Instructions to follow:
Among the lines below, list those containing the string "JSON".

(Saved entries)
* * *

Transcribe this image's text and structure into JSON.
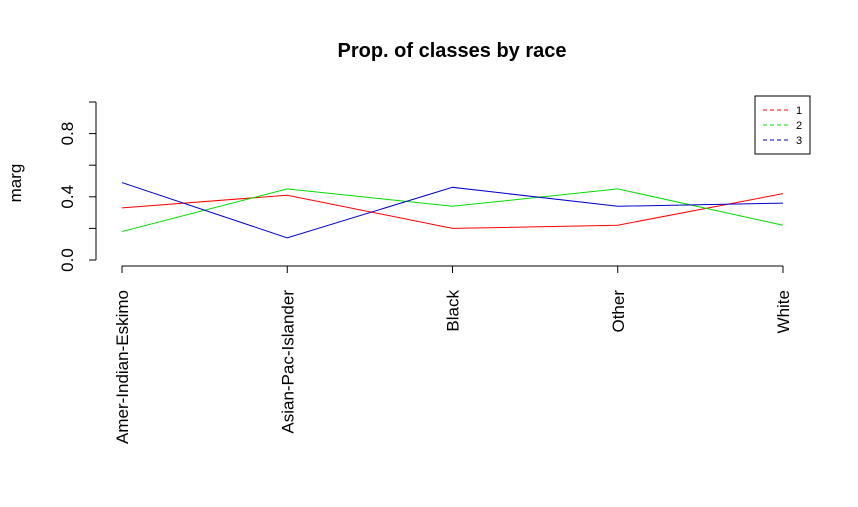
{
  "chart_data": {
    "type": "line",
    "title": "Prop. of classes by race",
    "xlabel": "",
    "ylabel": "marg",
    "categories": [
      "Amer-Indian-Eskimo",
      "Asian-Pac-Islander",
      "Black",
      "Other",
      "White"
    ],
    "ylim": [
      0,
      1
    ],
    "yticks": [
      "0.0",
      "0.4",
      "0.8"
    ],
    "series": [
      {
        "name": "1",
        "color": "#ff0000",
        "values": [
          0.33,
          0.41,
          0.2,
          0.22,
          0.42
        ]
      },
      {
        "name": "2",
        "color": "#00dd00",
        "values": [
          0.18,
          0.45,
          0.34,
          0.45,
          0.22
        ]
      },
      {
        "name": "3",
        "color": "#0000cc",
        "values": [
          0.49,
          0.14,
          0.46,
          0.34,
          0.36
        ]
      }
    ],
    "legend": {
      "position": "top-right",
      "line_style": "dashed"
    },
    "grid": false
  }
}
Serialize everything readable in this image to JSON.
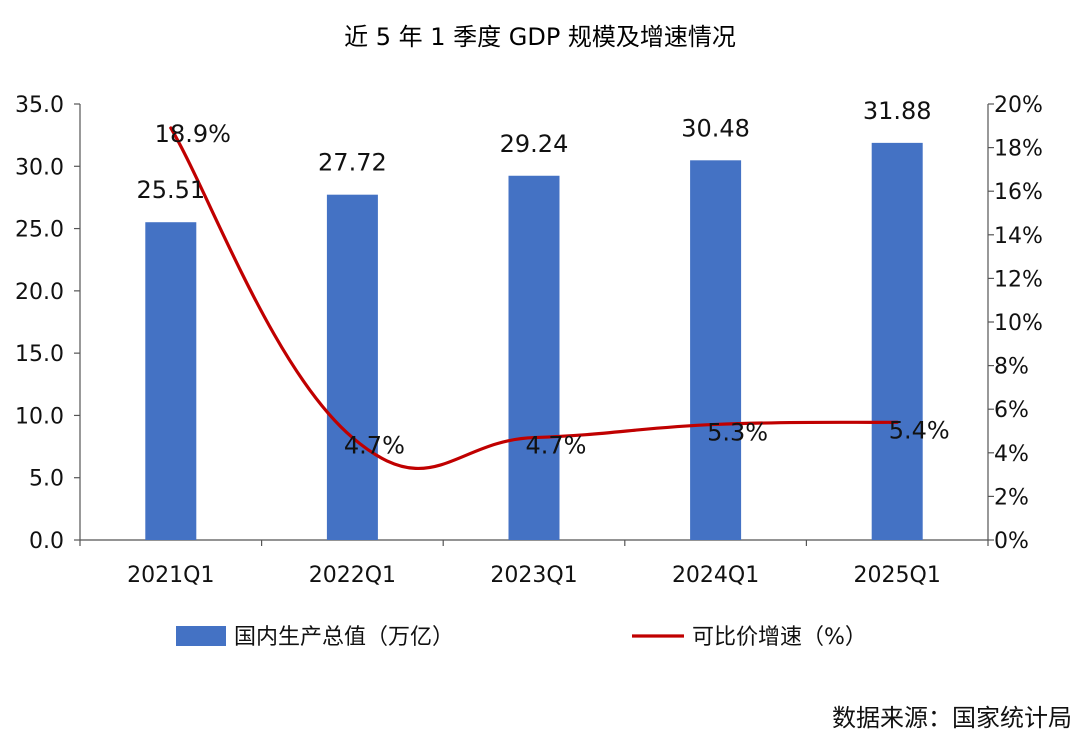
{
  "chart_data": {
    "type": "bar",
    "title": "近 5 年 1 季度 GDP 规模及增速情况",
    "categories": [
      "2021Q1",
      "2022Q1",
      "2023Q1",
      "2024Q1",
      "2025Q1"
    ],
    "series": [
      {
        "name": "国内生产总值（万亿）",
        "type": "bar",
        "axis": "left",
        "color": "#4472C4",
        "values": [
          25.51,
          27.72,
          29.24,
          30.48,
          31.88
        ],
        "labels": [
          "25.51",
          "27.72",
          "29.24",
          "30.48",
          "31.88"
        ]
      },
      {
        "name": "可比价增速（%）",
        "type": "line",
        "axis": "right",
        "color": "#C00000",
        "smooth": true,
        "values": [
          18.9,
          4.7,
          4.7,
          5.3,
          5.4
        ],
        "labels": [
          "18.9%",
          "4.7%",
          "4.7%",
          "5.3%",
          "5.4%"
        ]
      }
    ],
    "y_left": {
      "min": 0,
      "max": 35,
      "step": 5,
      "tick_labels": [
        "0.0",
        "5.0",
        "10.0",
        "15.0",
        "20.0",
        "25.0",
        "30.0",
        "35.0"
      ]
    },
    "y_right": {
      "min": 0,
      "max": 20,
      "step": 2,
      "tick_labels": [
        "0%",
        "2%",
        "4%",
        "6%",
        "8%",
        "10%",
        "12%",
        "14%",
        "16%",
        "18%",
        "20%"
      ]
    },
    "grid": false,
    "legend": "bottom",
    "source": "数据来源：国家统计局"
  }
}
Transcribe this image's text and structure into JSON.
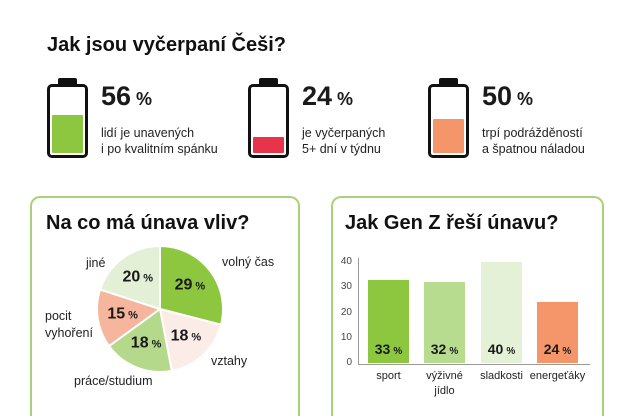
{
  "title": "Jak jsou vyčerpaní Češi?",
  "stats": [
    {
      "icon": "battery-icon",
      "value": 56,
      "unit": "%",
      "lines": [
        "lidí je unavených",
        "i po kvalitním spánku"
      ],
      "color": "#8dc63f"
    },
    {
      "icon": "battery-icon",
      "value": 24,
      "unit": "%",
      "lines": [
        "je vyčerpaných",
        "5+ dní v týdnu"
      ],
      "color": "#e7344b"
    },
    {
      "icon": "battery-icon",
      "value": 50,
      "unit": "%",
      "lines": [
        "trpí podrážděností",
        "a špatnou náladou"
      ],
      "color": "#f4956a"
    }
  ],
  "colors": {
    "panel_border": "#a8d279",
    "text": "#1a1a1a",
    "battery_outline": "#111111"
  },
  "chart_data": [
    {
      "type": "pie",
      "title": "Na co má únava vliv?",
      "unit": "%",
      "slices": [
        {
          "label": "volný čas",
          "value": 29,
          "color": "#8dc63f"
        },
        {
          "label": "vztahy",
          "value": 18,
          "color": "#fcece7"
        },
        {
          "label": "práce/studium",
          "value": 18,
          "color": "#b5d98b"
        },
        {
          "label": "pocit vyhoření",
          "value": 15,
          "color": "#f6b59d"
        },
        {
          "label": "jiné",
          "value": 20,
          "color": "#e4f0d6"
        }
      ]
    },
    {
      "type": "bar",
      "title": "Jak Gen Z řeší únavu?",
      "categories": [
        "sport",
        "výživné jídlo",
        "sladkosti",
        "energeťáky"
      ],
      "values": [
        33,
        32,
        40,
        24
      ],
      "unit": "%",
      "colors": [
        "#8dc63f",
        "#b8dc8f",
        "#e5f1d7",
        "#f4956a"
      ],
      "ylim": [
        0,
        40
      ],
      "yticks": [
        0,
        10,
        20,
        30,
        40
      ],
      "grid": false
    }
  ]
}
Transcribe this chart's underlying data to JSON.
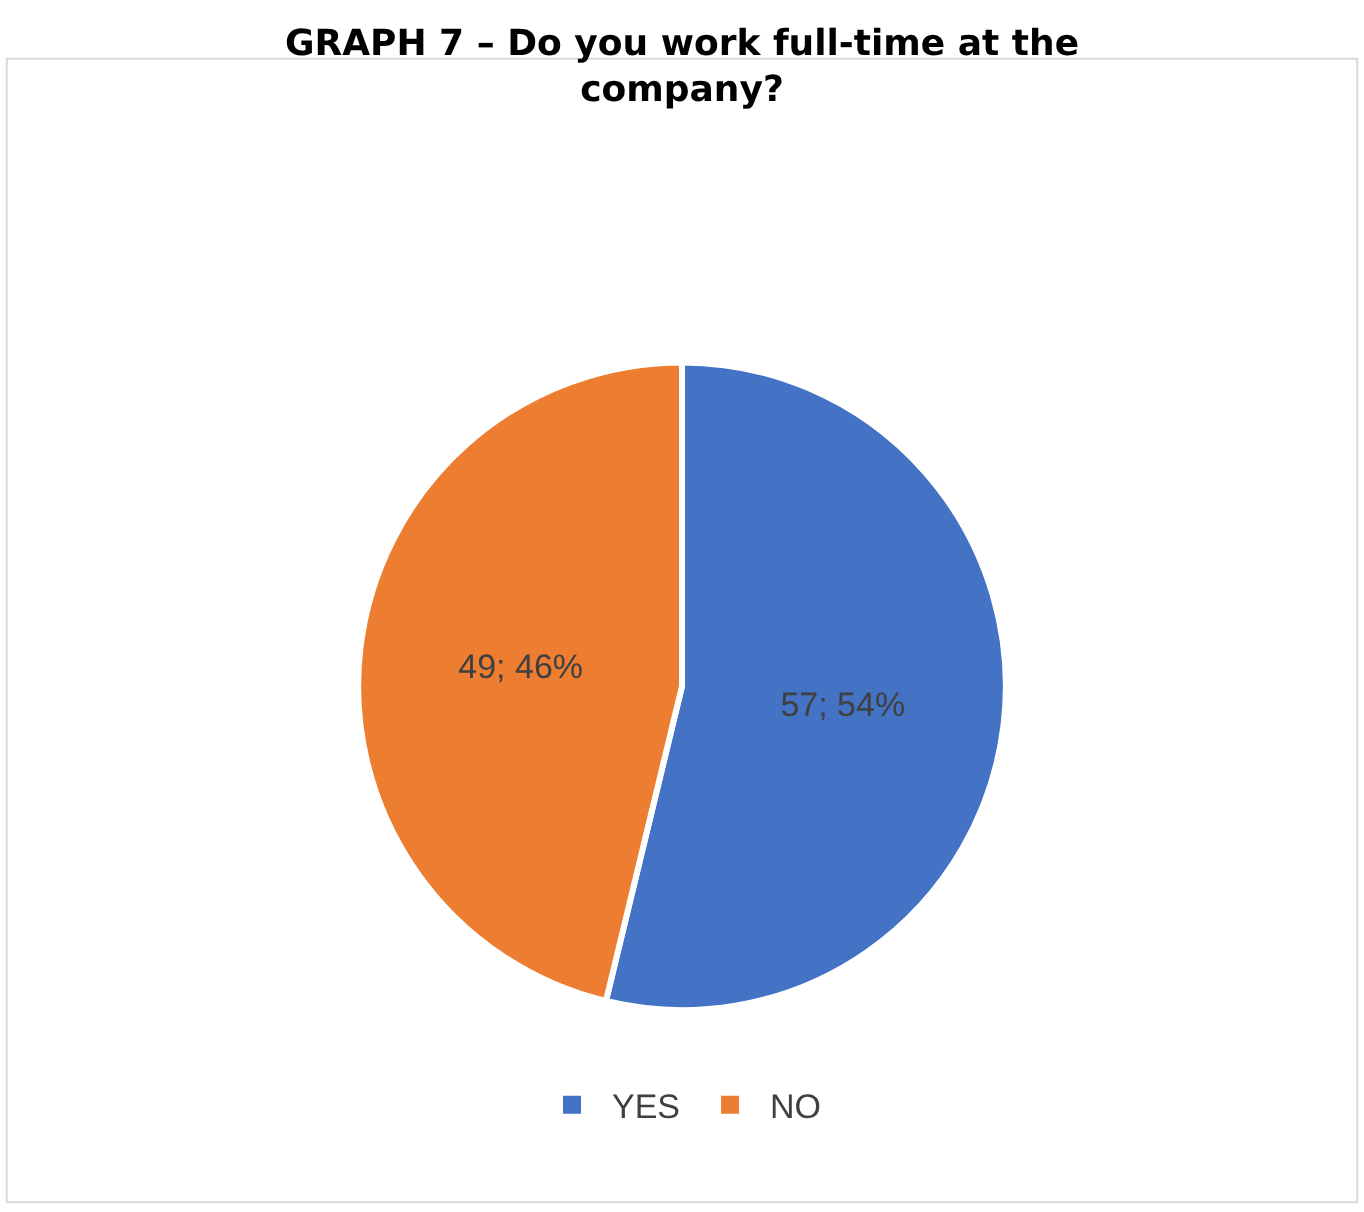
{
  "chart_data": {
    "type": "pie",
    "title": "GRAPH 7 – Do you work full-time at the company?",
    "categories": [
      "YES",
      "NO"
    ],
    "values": [
      57,
      49
    ],
    "colors": [
      "#4472c4",
      "#ed7d31"
    ],
    "value_labels": [
      "57; 54%",
      "49; 46%"
    ],
    "legend": "bottom"
  }
}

* * *

Output:
Transcribe this image's text and structure into JSON.
Serialize everything readable in this image to JSON.
Transcribe this image's text and structure into JSON.
Transcribe this chart's underlying data to JSON.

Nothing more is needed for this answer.